§ Given exercise
Reproduce all of the data word for word.

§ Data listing
▼

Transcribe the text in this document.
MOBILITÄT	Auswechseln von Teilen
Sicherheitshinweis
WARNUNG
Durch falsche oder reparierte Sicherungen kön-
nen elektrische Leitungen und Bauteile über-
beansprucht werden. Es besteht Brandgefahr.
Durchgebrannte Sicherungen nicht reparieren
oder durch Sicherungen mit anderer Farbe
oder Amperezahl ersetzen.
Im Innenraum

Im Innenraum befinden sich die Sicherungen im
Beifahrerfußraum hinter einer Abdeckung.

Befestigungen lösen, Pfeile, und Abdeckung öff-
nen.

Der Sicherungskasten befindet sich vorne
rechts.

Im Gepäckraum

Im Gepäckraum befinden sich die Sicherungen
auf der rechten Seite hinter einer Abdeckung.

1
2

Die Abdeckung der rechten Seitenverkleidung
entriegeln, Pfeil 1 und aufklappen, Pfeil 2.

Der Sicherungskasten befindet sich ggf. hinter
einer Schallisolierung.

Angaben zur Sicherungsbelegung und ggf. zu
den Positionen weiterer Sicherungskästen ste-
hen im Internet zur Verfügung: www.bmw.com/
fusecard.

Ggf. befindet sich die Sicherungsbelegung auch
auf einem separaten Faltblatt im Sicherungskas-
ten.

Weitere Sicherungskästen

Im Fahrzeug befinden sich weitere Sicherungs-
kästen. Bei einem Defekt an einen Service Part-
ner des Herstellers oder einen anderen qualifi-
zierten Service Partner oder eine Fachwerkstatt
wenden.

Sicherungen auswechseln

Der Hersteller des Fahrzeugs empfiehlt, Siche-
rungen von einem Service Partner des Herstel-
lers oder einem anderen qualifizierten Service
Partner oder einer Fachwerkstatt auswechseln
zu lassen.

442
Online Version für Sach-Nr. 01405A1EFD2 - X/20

▲

§ Complete output
Transcribe the text in this document.
MOBILITÄT	Auswechseln von Teilen
Sicherheitshinweis
WARNUNG
Durch falsche oder reparierte Sicherungen kön-
nen elektrische Leitungen und Bauteile über-
beansprucht werden. Es besteht Brandgefahr.
Durchgebrannte Sicherungen nicht reparieren
oder durch Sicherungen mit anderer Farbe
oder Amperezahl ersetzen.
Im Innenraum

Im Innenraum befinden sich die Sicherungen im
Beifahrerfußraum hinter einer Abdeckung.

Befestigungen lösen, Pfeile, und Abdeckung öff-
nen.

Der Sicherungskasten befindet sich vorne
rechts.

Im Gepäckraum

Im Gepäckraum befinden sich die Sicherungen
auf der rechten Seite hinter einer Abdeckung.

1
2

Die Abdeckung der rechten Seitenverkleidung
entriegeln, Pfeil 1 und aufklappen, Pfeil 2.

Der Sicherungskasten befindet sich ggf. hinter
einer Schallisolierung.

Angaben zur Sicherungsbelegung und ggf. zu
den Positionen weiterer Sicherungskästen ste-
hen im Internet zur Verfügung: www.bmw.com/
fusecard.

Ggf. befindet sich die Sicherungsbelegung auch
auf einem separaten Faltblatt im Sicherungskas-
ten.

Weitere Sicherungskästen

Im Fahrzeug befinden sich weitere Sicherungs-
kästen. Bei einem Defekt an einen Service Part-
ner des Herstellers oder einen anderen qualifi-
zierten Service Partner oder eine Fachwerkstatt
wenden.

Sicherungen auswechseln

Der Hersteller des Fahrzeugs empfiehlt, Siche-
rungen von einem Service Partner des Herstel-
lers oder einem anderen qualifizierten Service
Partner oder einer Fachwerkstatt auswechseln
zu lassen.

442
Online Version für Sach-Nr. 01405A1EFD2 - X/20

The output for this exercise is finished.